Task to carry out ▸
Pull out the lines of the data from the first line through the line with "x-tick-label: 2017 — [483, 330, 534, 354]", both included, and copy them verbatim.

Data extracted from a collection
+===+
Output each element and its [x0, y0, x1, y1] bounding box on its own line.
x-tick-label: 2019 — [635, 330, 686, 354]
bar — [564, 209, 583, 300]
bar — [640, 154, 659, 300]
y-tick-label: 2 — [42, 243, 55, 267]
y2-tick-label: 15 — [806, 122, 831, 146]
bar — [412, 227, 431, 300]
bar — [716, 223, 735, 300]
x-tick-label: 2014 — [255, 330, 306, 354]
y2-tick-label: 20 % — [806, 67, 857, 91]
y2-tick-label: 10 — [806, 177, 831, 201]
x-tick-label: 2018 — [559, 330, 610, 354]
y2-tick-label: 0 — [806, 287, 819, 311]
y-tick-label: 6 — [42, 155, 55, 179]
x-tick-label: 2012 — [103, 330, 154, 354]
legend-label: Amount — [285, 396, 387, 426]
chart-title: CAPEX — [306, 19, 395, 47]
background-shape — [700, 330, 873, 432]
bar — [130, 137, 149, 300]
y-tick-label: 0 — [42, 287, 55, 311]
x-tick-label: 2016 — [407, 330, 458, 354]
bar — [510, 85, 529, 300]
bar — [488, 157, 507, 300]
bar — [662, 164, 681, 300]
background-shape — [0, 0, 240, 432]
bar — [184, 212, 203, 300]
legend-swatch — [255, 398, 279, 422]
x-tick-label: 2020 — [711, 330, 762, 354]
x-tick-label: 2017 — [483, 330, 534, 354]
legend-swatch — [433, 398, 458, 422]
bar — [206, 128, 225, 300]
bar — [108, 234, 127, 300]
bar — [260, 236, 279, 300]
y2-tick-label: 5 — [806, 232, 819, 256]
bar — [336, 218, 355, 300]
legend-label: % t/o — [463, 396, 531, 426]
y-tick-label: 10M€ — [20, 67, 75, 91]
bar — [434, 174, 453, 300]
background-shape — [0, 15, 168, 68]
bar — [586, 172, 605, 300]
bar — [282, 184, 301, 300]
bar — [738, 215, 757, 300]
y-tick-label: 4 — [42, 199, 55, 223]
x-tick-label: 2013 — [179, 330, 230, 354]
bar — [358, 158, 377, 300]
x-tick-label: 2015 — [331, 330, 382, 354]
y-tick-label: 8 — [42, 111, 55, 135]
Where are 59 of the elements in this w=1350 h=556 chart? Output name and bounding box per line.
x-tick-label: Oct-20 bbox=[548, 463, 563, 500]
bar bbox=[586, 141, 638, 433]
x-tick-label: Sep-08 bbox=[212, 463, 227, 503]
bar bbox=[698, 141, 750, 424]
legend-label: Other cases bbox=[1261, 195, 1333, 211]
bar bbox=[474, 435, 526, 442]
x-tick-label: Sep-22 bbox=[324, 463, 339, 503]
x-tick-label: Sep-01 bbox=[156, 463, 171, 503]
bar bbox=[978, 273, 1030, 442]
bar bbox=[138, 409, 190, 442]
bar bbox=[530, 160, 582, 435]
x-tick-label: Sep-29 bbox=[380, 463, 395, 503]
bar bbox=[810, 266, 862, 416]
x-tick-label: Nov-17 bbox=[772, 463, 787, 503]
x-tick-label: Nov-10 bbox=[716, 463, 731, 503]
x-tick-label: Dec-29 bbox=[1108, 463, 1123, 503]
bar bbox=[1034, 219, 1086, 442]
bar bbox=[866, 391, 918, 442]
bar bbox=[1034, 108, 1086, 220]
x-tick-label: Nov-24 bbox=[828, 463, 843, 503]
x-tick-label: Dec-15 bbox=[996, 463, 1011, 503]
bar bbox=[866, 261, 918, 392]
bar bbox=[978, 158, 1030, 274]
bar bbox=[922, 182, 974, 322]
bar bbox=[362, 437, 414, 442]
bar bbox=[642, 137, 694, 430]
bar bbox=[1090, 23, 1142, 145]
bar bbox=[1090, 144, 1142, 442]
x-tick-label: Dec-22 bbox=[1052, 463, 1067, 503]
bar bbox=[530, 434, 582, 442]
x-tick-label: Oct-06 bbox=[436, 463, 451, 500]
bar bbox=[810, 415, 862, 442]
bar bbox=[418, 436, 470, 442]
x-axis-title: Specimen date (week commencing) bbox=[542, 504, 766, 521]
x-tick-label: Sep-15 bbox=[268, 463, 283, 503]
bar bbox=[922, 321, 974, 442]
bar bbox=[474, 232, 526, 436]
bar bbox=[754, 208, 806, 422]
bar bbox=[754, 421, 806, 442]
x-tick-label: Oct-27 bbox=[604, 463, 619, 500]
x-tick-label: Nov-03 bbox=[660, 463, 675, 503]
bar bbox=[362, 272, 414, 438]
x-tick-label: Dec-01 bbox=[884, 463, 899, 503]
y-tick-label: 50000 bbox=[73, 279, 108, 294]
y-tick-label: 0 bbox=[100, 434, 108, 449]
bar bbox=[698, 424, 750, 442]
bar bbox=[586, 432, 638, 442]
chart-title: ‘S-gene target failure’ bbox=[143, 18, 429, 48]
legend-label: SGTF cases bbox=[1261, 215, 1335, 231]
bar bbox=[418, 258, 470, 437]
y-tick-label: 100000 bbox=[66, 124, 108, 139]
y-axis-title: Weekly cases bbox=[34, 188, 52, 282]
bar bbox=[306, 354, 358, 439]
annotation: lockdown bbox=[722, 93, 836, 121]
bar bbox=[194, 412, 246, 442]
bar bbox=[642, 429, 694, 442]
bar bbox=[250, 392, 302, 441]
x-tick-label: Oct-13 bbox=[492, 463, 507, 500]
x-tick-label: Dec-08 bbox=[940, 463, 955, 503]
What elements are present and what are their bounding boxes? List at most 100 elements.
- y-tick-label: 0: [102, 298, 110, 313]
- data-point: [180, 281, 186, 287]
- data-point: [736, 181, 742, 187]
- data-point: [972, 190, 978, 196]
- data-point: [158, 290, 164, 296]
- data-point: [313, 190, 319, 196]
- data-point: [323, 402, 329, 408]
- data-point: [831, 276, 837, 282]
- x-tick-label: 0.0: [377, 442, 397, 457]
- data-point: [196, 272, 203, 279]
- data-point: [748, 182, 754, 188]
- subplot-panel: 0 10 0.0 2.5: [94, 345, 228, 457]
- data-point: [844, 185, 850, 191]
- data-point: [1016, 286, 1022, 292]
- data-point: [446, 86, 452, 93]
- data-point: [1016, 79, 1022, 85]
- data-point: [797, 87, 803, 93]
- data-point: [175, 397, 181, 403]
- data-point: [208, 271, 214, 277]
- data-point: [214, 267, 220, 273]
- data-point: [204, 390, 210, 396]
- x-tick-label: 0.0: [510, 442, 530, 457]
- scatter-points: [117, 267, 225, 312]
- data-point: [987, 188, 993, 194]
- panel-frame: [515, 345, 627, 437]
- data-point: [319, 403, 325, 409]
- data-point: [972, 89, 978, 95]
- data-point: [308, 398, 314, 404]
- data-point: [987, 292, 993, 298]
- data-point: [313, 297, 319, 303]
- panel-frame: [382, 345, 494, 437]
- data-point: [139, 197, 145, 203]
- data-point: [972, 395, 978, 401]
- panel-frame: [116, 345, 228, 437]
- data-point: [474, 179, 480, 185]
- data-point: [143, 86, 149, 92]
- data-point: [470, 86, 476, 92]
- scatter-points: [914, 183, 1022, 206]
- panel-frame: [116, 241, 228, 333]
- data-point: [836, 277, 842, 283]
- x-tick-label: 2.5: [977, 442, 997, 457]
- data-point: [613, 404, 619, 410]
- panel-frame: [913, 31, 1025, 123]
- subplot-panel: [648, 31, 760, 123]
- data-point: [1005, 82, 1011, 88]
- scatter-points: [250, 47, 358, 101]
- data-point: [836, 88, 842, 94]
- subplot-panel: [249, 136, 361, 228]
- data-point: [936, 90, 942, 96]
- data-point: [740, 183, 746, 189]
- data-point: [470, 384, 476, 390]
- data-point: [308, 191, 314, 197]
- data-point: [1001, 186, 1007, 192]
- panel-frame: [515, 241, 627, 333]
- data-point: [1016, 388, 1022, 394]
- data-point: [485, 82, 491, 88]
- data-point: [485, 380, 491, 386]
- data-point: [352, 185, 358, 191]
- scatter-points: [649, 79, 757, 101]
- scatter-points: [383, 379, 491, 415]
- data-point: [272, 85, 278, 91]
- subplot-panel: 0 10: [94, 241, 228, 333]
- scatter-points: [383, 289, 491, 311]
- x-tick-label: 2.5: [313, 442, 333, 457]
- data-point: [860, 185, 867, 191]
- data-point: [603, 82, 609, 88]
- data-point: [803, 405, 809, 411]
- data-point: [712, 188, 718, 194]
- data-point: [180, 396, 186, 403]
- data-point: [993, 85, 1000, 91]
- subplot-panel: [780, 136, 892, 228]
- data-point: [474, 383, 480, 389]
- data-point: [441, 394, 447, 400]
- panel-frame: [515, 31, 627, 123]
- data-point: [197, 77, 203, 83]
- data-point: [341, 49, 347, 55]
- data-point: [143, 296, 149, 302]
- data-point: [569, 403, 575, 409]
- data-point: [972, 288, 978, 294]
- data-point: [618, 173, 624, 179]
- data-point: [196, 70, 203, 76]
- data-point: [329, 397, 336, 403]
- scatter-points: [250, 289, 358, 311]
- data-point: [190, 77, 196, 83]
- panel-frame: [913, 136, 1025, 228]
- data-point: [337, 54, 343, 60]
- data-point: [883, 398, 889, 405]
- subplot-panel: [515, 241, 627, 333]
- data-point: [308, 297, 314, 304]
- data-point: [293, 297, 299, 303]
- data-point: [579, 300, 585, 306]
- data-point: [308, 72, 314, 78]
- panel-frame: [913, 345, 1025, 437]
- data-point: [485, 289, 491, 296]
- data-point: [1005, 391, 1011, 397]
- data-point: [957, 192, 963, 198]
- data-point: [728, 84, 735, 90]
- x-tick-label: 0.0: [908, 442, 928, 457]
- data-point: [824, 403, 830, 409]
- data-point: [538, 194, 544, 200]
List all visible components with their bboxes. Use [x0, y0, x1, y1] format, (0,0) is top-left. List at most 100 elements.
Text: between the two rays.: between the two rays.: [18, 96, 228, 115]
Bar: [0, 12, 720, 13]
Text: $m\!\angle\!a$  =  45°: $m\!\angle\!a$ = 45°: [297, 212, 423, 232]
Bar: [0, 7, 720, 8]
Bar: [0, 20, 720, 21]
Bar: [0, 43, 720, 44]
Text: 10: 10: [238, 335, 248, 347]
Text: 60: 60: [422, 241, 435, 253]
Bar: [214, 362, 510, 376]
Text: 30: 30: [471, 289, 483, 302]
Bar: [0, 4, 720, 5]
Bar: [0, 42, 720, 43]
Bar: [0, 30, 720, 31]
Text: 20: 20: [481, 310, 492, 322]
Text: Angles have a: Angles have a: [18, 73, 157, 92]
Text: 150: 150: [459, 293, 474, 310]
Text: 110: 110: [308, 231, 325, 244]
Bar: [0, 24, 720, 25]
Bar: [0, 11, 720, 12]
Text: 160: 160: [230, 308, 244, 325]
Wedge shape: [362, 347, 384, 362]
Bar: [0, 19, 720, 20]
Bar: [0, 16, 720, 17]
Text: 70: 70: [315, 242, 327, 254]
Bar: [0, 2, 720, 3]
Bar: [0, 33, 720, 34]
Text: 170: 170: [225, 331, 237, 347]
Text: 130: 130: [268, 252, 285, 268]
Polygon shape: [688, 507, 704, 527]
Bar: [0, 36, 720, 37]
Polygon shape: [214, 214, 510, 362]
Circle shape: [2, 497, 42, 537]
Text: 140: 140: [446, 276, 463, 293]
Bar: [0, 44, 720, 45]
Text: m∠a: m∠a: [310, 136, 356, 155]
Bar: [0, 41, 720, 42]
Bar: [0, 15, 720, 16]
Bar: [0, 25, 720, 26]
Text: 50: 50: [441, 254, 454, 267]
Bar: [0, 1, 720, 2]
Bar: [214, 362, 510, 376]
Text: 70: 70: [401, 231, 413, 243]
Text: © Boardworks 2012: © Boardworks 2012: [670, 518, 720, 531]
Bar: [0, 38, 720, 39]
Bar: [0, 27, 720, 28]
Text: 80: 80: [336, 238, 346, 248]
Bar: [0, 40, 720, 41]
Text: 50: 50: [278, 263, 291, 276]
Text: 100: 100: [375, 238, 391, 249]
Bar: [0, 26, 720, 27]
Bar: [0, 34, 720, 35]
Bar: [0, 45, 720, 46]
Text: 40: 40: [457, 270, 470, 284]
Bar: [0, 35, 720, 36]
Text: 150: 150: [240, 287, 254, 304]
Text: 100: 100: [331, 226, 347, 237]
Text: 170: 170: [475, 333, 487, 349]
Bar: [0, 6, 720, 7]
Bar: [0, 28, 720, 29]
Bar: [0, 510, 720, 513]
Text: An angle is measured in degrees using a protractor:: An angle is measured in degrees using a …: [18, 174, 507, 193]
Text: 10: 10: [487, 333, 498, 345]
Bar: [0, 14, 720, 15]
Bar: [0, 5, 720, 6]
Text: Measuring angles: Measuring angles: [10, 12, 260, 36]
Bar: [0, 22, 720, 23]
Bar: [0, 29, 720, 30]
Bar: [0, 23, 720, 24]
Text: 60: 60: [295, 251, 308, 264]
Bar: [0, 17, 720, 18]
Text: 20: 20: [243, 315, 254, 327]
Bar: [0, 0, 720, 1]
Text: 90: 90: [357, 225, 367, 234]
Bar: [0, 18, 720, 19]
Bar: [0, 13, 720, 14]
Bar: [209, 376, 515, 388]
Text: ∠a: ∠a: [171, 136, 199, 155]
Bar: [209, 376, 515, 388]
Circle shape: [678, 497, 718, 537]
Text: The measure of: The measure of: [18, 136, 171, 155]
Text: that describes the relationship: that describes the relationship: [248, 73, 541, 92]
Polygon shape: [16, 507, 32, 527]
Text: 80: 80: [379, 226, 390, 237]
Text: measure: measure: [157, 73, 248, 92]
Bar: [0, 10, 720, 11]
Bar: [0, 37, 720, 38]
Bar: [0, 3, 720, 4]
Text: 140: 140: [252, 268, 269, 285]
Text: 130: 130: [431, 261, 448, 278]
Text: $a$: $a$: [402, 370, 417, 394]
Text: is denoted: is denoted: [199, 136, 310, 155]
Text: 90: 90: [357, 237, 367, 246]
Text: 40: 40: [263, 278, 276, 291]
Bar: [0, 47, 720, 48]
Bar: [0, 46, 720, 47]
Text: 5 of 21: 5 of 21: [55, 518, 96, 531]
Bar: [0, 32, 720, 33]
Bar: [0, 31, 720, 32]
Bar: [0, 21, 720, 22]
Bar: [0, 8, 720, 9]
+===+
Expected output ▸
Output each element and its [x0, y0, x1, y1] bounding box on its own line.
x-tick-label: 2019 — [635, 330, 686, 354]
bar — [564, 209, 583, 300]
bar — [640, 154, 659, 300]
y-tick-label: 2 — [42, 243, 55, 267]
y2-tick-label: 15 — [806, 122, 831, 146]
bar — [412, 227, 431, 300]
bar — [716, 223, 735, 300]
x-tick-label: 2014 — [255, 330, 306, 354]
y2-tick-label: 20 % — [806, 67, 857, 91]
y2-tick-label: 10 — [806, 177, 831, 201]
x-tick-label: 2018 — [559, 330, 610, 354]
y2-tick-label: 0 — [806, 287, 819, 311]
y-tick-label: 6 — [42, 155, 55, 179]
x-tick-label: 2012 — [103, 330, 154, 354]
legend-label: Amount — [285, 396, 387, 426]
chart-title: CAPEX — [306, 19, 395, 47]
background-shape — [700, 330, 873, 432]
bar — [130, 137, 149, 300]
y-tick-label: 0 — [42, 287, 55, 311]
x-tick-label: 2016 — [407, 330, 458, 354]
bar — [510, 85, 529, 300]
bar — [488, 157, 507, 300]
bar — [662, 164, 681, 300]
background-shape — [0, 0, 240, 432]
bar — [184, 212, 203, 300]
legend-swatch — [255, 398, 279, 422]
x-tick-label: 2020 — [711, 330, 762, 354]
x-tick-label: 2017 — [483, 330, 534, 354]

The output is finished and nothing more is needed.